- Records provided
------------------------------------------------------------

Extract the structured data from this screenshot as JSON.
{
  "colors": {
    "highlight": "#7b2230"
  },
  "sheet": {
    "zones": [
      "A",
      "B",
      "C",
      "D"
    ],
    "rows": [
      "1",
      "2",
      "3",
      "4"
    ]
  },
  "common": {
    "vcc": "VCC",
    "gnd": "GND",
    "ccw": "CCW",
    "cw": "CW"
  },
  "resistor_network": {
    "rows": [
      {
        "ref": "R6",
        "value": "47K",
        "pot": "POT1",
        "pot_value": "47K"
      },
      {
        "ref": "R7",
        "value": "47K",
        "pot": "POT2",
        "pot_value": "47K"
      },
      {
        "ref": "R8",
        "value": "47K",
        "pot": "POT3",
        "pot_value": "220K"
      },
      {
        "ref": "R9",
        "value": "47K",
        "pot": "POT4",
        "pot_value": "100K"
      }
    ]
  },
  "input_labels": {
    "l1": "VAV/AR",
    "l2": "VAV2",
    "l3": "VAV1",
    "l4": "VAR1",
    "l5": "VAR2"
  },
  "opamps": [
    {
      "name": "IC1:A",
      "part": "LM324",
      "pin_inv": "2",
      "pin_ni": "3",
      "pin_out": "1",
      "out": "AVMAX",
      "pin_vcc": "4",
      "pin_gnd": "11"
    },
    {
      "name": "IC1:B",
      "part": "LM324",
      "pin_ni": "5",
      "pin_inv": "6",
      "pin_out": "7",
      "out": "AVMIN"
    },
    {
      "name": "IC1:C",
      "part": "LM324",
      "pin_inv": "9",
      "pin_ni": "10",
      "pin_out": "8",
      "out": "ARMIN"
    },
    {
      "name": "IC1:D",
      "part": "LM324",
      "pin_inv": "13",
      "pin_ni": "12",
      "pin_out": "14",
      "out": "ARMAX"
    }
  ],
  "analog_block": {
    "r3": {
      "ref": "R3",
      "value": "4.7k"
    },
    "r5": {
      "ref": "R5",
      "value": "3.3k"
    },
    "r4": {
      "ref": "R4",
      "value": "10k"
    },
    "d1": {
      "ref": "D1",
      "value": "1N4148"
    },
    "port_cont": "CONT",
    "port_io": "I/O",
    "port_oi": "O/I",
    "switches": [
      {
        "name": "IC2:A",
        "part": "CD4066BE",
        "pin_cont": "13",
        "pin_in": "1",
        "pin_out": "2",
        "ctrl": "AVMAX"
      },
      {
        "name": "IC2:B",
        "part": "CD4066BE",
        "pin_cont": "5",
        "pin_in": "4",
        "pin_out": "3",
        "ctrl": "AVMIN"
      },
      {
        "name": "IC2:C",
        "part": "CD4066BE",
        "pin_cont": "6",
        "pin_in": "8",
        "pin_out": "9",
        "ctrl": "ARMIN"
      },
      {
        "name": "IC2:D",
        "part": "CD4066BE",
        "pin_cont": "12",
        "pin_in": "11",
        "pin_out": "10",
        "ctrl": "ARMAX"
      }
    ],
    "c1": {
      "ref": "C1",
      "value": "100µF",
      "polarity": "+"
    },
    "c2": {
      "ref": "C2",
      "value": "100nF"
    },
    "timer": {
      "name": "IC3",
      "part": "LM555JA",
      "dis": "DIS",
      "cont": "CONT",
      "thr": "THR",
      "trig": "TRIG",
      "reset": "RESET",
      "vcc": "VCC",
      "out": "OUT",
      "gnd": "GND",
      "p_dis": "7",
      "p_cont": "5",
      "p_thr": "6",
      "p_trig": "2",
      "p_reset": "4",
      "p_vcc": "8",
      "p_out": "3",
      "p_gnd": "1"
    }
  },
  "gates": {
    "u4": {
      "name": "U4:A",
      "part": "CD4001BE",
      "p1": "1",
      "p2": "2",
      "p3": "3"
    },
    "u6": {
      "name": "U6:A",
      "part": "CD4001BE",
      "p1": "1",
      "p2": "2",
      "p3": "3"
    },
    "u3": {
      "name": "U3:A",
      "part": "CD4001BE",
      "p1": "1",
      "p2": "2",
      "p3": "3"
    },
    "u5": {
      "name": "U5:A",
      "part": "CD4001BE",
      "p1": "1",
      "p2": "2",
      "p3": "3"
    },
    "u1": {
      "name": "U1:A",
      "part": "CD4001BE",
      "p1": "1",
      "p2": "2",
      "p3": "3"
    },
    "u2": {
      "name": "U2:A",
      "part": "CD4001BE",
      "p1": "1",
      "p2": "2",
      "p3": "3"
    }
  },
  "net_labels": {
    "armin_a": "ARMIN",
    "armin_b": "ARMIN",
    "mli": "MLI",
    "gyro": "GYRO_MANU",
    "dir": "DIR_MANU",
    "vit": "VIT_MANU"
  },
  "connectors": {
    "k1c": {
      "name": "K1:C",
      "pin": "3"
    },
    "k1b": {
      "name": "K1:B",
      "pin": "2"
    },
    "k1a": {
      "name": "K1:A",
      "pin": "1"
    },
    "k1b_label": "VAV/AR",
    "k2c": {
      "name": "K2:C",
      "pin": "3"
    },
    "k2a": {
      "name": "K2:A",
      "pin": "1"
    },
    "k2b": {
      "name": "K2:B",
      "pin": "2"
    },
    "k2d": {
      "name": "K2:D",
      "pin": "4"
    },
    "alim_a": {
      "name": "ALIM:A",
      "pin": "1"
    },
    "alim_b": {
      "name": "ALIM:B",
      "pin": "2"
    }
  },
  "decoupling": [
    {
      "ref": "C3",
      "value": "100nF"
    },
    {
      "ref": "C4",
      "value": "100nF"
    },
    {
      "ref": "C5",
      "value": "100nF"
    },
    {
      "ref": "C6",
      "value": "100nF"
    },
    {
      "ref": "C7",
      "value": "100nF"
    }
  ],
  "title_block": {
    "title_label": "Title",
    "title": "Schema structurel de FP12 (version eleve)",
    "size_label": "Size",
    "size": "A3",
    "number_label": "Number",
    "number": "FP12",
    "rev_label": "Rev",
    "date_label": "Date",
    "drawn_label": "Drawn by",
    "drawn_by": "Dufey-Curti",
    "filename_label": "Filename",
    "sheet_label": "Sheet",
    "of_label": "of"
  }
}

------------------------------------------------------------

- What this task involves
Copy each line of the data exactly, leaving nothing out.

- Answer in full
Extract the structured data from this screenshot as JSON.
{
  "colors": {
    "highlight": "#7b2230"
  },
  "sheet": {
    "zones": [
      "A",
      "B",
      "C",
      "D"
    ],
    "rows": [
      "1",
      "2",
      "3",
      "4"
    ]
  },
  "common": {
    "vcc": "VCC",
    "gnd": "GND",
    "ccw": "CCW",
    "cw": "CW"
  },
  "resistor_network": {
    "rows": [
      {
        "ref": "R6",
        "value": "47K",
        "pot": "POT1",
        "pot_value": "47K"
      },
      {
        "ref": "R7",
        "value": "47K",
        "pot": "POT2",
        "pot_value": "47K"
      },
      {
        "ref": "R8",
        "value": "47K",
        "pot": "POT3",
        "pot_value": "220K"
      },
      {
        "ref": "R9",
        "value": "47K",
        "pot": "POT4",
        "pot_value": "100K"
      }
    ]
  },
  "input_labels": {
    "l1": "VAV/AR",
    "l2": "VAV2",
    "l3": "VAV1",
    "l4": "VAR1",
    "l5": "VAR2"
  },
  "opamps": [
    {
      "name": "IC1:A",
      "part": "LM324",
      "pin_inv": "2",
      "pin_ni": "3",
      "pin_out": "1",
      "out": "AVMAX",
      "pin_vcc": "4",
      "pin_gnd": "11"
    },
    {
      "name": "IC1:B",
      "part": "LM324",
      "pin_ni": "5",
      "pin_inv": "6",
      "pin_out": "7",
      "out": "AVMIN"
    },
    {
      "name": "IC1:C",
      "part": "LM324",
      "pin_inv": "9",
      "pin_ni": "10",
      "pin_out": "8",
      "out": "ARMIN"
    },
    {
      "name": "IC1:D",
      "part": "LM324",
      "pin_inv": "13",
      "pin_ni": "12",
      "pin_out": "14",
      "out": "ARMAX"
    }
  ],
  "analog_block": {
    "r3": {
      "ref": "R3",
      "value": "4.7k"
    },
    "r5": {
      "ref": "R5",
      "value": "3.3k"
    },
    "r4": {
      "ref": "R4",
      "value": "10k"
    },
    "d1": {
      "ref": "D1",
      "value": "1N4148"
    },
    "port_cont": "CONT",
    "port_io": "I/O",
    "port_oi": "O/I",
    "switches": [
      {
        "name": "IC2:A",
        "part": "CD4066BE",
        "pin_cont": "13",
        "pin_in": "1",
        "pin_out": "2",
        "ctrl": "AVMAX"
      },
      {
        "name": "IC2:B",
        "part": "CD4066BE",
        "pin_cont": "5",
        "pin_in": "4",
        "pin_out": "3",
        "ctrl": "AVMIN"
      },
      {
        "name": "IC2:C",
        "part": "CD4066BE",
        "pin_cont": "6",
        "pin_in": "8",
        "pin_out": "9",
        "ctrl": "ARMIN"
      },
      {
        "name": "IC2:D",
        "part": "CD4066BE",
        "pin_cont": "12",
        "pin_in": "11",
        "pin_out": "10",
        "ctrl": "ARMAX"
      }
    ],
    "c1": {
      "ref": "C1",
      "value": "100µF",
      "polarity": "+"
    },
    "c2": {
      "ref": "C2",
      "value": "100nF"
    },
    "timer": {
      "name": "IC3",
      "part": "LM555JA",
      "dis": "DIS",
      "cont": "CONT",
      "thr": "THR",
      "trig": "TRIG",
      "reset": "RESET",
      "vcc": "VCC",
      "out": "OUT",
      "gnd": "GND",
      "p_dis": "7",
      "p_cont": "5",
      "p_thr": "6",
      "p_trig": "2",
      "p_reset": "4",
      "p_vcc": "8",
      "p_out": "3",
      "p_gnd": "1"
    }
  },
  "gates": {
    "u4": {
      "name": "U4:A",
      "part": "CD4001BE",
      "p1": "1",
      "p2": "2",
      "p3": "3"
    },
    "u6": {
      "name": "U6:A",
      "part": "CD4001BE",
      "p1": "1",
      "p2": "2",
      "p3": "3"
    },
    "u3": {
      "name": "U3:A",
      "part": "CD4001BE",
      "p1": "1",
      "p2": "2",
      "p3": "3"
    },
    "u5": {
      "name": "U5:A",
      "part": "CD4001BE",
      "p1": "1",
      "p2": "2",
      "p3": "3"
    },
    "u1": {
      "name": "U1:A",
      "part": "CD4001BE",
      "p1": "1",
      "p2": "2",
      "p3": "3"
    },
    "u2": {
      "name": "U2:A",
      "part": "CD4001BE",
      "p1": "1",
      "p2": "2",
      "p3": "3"
    }
  },
  "net_labels": {
    "armin_a": "ARMIN",
    "armin_b": "ARMIN",
    "mli": "MLI",
    "gyro": "GYRO_MANU",
    "dir": "DIR_MANU",
    "vit": "VIT_MANU"
  },
  "connectors": {
    "k1c": {
      "name": "K1:C",
      "pin": "3"
    },
    "k1b": {
      "name": "K1:B",
      "pin": "2"
    },
    "k1a": {
      "name": "K1:A",
      "pin": "1"
    },
    "k1b_label": "VAV/AR",
    "k2c": {
      "name": "K2:C",
      "pin": "3"
    },
    "k2a": {
      "name": "K2:A",
      "pin": "1"
    },
    "k2b": {
      "name": "K2:B",
      "pin": "2"
    },
    "k2d": {
      "name": "K2:D",
      "pin": "4"
    },
    "alim_a": {
      "name": "ALIM:A",
      "pin": "1"
    },
    "alim_b": {
      "name": "ALIM:B",
      "pin": "2"
    }
  },
  "decoupling": [
    {
      "ref": "C3",
      "value": "100nF"
    },
    {
      "ref": "C4",
      "value": "100nF"
    },
    {
      "ref": "C5",
      "value": "100nF"
    },
    {
      "ref": "C6",
      "value": "100nF"
    },
    {
      "ref": "C7",
      "value": "100nF"
    }
  ],
  "title_block": {
    "title_label": "Title",
    "title": "Schema structurel de FP12 (version eleve)",
    "size_label": "Size",
    "size": "A3",
    "number_label": "Number",
    "number": "FP12",
    "rev_label": "Rev",
    "date_label": "Date",
    "drawn_label": "Drawn by",
    "drawn_by": "Dufey-Curti",
    "filename_label": "Filename",
    "sheet_label": "Sheet",
    "of_label": "of"
  }
}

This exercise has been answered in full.